--- start ---
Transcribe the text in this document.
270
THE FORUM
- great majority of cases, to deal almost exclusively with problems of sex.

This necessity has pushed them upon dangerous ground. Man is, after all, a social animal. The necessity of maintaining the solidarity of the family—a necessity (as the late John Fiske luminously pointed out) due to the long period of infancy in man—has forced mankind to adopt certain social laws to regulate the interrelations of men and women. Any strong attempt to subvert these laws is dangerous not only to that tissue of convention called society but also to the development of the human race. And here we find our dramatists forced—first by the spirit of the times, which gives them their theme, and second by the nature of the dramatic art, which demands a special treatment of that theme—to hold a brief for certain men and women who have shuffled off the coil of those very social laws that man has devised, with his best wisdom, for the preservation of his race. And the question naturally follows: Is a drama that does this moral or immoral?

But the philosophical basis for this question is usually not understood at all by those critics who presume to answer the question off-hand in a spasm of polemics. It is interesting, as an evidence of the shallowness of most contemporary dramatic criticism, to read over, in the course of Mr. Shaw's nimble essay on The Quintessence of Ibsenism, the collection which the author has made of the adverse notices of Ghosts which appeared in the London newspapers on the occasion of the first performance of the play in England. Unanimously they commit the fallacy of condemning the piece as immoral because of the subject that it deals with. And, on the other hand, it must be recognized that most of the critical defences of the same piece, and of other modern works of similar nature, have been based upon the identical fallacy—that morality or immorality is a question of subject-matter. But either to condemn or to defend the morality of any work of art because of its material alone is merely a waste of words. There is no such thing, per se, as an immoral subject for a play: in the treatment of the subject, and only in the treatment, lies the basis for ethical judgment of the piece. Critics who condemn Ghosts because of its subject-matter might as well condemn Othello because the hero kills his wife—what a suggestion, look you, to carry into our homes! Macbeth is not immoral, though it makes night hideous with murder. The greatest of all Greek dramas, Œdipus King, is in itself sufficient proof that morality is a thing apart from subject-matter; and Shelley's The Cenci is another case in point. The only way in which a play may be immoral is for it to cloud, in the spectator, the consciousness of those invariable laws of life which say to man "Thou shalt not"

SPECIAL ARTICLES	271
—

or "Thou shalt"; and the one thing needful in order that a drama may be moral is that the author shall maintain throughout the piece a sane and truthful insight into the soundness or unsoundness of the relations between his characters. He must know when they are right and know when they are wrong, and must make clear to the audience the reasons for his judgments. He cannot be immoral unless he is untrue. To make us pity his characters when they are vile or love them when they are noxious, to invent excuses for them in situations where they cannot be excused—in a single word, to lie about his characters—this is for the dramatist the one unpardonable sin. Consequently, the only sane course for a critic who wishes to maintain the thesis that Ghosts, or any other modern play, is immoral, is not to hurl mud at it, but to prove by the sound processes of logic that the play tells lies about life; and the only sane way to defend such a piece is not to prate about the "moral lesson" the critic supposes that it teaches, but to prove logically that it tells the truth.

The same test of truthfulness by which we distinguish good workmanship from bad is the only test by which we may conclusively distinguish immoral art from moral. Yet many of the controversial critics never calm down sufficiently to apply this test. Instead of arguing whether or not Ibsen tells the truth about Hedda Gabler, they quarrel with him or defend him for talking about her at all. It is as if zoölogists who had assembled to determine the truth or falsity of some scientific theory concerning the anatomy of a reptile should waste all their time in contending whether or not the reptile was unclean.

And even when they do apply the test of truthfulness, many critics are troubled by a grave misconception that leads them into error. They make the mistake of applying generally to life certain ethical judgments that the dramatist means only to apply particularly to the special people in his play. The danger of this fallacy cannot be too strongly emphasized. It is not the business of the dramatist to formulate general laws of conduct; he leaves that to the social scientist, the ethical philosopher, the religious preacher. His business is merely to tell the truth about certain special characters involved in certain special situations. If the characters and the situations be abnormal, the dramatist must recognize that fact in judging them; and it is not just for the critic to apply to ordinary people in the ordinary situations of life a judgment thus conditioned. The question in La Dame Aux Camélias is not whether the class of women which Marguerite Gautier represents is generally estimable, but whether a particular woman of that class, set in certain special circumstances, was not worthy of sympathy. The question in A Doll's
--- end ---
--- start ---
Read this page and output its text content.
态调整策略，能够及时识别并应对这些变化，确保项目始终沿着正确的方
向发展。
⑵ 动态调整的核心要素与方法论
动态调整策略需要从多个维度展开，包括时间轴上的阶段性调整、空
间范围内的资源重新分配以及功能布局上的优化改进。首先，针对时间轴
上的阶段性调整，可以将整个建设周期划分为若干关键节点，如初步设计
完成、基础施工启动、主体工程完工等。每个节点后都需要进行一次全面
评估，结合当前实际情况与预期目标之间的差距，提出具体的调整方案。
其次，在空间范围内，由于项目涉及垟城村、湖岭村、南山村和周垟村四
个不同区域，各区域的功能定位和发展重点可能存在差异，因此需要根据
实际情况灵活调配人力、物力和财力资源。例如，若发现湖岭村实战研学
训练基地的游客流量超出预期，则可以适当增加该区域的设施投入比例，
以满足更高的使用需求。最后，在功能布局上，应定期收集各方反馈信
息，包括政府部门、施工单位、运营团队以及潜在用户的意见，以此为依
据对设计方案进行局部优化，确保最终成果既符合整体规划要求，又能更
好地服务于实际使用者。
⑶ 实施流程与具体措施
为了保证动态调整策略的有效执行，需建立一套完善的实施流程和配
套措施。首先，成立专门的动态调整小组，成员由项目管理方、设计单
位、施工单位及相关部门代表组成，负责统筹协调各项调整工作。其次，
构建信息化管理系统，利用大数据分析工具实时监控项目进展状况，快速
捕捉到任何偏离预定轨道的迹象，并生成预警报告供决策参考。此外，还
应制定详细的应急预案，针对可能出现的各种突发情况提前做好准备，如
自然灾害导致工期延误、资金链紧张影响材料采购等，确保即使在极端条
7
--- end ---
(Required task): Show all lines from the data above in which the word "text" appears.

(Answer in full):
Transcribe the text in this document.
Read this page and output its text content.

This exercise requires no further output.